* [What is being asked] Across the listing below, state how many lines hold the string "screenshot"; write nothing but that number.

- - - -

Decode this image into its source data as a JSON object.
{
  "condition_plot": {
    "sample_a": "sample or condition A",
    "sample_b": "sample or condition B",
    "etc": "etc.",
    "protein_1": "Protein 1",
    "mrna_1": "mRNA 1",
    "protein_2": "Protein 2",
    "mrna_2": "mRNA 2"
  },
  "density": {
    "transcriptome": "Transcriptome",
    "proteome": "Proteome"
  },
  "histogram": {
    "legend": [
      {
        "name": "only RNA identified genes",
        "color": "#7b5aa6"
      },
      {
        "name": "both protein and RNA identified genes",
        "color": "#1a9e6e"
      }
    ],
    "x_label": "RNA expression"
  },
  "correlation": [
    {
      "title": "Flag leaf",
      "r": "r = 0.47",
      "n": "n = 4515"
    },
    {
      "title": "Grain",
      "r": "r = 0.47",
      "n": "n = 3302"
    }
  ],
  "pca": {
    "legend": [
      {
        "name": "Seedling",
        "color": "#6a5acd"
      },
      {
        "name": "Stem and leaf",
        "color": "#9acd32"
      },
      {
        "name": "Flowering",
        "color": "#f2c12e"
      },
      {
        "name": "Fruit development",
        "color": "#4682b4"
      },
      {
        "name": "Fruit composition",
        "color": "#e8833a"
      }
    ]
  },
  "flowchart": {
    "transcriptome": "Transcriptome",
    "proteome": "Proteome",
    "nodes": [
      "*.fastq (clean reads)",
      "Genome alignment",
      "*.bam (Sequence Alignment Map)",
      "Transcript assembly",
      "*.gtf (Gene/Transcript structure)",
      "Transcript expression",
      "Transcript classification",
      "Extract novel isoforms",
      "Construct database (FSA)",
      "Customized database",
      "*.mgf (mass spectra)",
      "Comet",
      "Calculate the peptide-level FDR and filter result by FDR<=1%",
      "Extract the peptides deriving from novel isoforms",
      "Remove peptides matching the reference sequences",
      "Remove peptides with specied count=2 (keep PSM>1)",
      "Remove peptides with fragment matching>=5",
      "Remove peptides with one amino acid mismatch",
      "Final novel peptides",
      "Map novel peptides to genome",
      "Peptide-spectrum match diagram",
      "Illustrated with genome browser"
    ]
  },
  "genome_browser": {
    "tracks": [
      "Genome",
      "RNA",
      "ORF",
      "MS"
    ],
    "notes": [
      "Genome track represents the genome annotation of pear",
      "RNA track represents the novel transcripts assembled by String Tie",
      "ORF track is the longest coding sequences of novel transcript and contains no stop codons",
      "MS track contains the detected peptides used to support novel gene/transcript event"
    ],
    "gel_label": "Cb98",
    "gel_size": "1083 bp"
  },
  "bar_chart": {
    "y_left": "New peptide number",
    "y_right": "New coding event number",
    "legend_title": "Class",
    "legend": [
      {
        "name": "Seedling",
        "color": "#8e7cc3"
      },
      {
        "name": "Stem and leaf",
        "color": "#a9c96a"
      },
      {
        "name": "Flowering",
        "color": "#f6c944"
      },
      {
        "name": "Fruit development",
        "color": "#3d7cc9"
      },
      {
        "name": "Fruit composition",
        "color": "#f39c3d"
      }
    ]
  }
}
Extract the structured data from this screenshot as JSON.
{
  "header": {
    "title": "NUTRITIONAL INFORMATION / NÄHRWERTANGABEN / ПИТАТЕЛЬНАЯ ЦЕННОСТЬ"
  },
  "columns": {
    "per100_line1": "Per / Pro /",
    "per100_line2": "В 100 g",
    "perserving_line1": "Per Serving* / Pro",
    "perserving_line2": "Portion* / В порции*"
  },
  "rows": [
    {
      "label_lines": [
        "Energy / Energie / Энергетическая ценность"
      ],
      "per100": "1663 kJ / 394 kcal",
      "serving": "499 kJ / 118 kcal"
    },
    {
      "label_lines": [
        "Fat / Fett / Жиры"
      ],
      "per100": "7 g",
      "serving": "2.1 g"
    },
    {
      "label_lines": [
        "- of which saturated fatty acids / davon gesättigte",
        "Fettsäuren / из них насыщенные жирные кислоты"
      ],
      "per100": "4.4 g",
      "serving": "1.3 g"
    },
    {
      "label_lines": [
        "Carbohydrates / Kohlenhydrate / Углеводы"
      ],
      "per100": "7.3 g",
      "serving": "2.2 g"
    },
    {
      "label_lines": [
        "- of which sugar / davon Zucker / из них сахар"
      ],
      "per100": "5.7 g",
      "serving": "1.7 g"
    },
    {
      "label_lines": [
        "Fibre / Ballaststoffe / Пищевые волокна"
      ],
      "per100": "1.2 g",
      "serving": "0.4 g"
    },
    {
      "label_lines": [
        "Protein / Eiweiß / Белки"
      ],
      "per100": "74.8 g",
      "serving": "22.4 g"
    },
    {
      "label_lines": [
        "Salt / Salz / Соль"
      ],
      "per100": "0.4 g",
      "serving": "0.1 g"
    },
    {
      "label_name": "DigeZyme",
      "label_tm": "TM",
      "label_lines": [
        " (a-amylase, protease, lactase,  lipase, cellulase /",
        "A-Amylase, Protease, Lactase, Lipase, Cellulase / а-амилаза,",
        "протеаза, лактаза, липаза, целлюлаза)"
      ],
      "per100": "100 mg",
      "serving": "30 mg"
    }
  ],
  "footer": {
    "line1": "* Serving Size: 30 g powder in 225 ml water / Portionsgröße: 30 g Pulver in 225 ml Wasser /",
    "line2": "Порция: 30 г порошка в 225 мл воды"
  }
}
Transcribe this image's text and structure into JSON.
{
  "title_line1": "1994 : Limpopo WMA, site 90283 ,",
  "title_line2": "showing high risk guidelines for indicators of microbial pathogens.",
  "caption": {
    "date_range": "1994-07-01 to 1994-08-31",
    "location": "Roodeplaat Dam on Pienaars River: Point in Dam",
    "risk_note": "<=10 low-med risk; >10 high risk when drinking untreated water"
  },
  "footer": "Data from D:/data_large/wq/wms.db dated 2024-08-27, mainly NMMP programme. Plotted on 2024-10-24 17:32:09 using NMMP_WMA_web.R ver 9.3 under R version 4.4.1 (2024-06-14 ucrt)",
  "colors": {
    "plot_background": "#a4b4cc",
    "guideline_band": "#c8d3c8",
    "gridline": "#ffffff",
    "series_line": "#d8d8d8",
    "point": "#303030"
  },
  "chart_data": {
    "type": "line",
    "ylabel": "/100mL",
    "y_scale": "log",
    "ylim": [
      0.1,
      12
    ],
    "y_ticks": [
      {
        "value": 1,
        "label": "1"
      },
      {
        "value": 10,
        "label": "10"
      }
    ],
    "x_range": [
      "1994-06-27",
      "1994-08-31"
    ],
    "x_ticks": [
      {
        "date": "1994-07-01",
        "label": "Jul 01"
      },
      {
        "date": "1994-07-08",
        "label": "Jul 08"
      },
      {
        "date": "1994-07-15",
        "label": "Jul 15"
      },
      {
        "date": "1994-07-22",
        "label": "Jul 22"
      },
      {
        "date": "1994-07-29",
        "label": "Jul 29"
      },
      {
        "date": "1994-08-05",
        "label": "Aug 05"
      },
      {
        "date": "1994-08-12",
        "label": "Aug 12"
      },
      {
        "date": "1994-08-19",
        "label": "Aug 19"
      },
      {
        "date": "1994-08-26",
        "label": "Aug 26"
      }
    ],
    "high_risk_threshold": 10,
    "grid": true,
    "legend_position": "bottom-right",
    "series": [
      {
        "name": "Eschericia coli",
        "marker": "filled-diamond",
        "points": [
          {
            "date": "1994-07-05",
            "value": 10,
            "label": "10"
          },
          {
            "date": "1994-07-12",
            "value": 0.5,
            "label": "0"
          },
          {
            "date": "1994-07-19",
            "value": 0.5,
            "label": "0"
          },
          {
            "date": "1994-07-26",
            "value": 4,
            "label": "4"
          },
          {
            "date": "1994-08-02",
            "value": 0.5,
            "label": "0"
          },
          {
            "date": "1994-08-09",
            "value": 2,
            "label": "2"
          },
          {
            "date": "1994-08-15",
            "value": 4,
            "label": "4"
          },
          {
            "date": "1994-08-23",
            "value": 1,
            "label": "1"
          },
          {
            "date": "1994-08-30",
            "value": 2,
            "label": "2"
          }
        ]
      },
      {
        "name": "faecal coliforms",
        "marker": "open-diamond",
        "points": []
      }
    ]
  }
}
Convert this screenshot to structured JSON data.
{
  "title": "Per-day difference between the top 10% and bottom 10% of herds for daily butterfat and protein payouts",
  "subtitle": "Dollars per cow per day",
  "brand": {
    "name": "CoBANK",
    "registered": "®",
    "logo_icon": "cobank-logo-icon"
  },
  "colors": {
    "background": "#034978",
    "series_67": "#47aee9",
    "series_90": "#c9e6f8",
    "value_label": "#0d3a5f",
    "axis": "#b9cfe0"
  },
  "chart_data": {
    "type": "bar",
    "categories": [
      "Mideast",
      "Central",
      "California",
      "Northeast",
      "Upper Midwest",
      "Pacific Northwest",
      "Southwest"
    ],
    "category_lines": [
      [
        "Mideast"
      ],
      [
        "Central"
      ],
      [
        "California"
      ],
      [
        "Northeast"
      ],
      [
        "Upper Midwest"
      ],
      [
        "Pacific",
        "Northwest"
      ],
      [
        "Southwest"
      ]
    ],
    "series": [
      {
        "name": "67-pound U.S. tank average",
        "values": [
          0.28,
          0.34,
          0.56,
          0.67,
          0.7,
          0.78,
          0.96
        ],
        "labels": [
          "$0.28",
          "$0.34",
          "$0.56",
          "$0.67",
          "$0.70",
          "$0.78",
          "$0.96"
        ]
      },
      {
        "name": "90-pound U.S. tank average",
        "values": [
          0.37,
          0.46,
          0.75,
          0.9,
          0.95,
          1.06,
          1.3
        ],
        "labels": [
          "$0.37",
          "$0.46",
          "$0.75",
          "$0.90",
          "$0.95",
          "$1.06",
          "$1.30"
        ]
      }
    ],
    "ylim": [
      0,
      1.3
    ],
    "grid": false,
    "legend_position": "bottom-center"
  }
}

- - - -

* [Exercise response] 2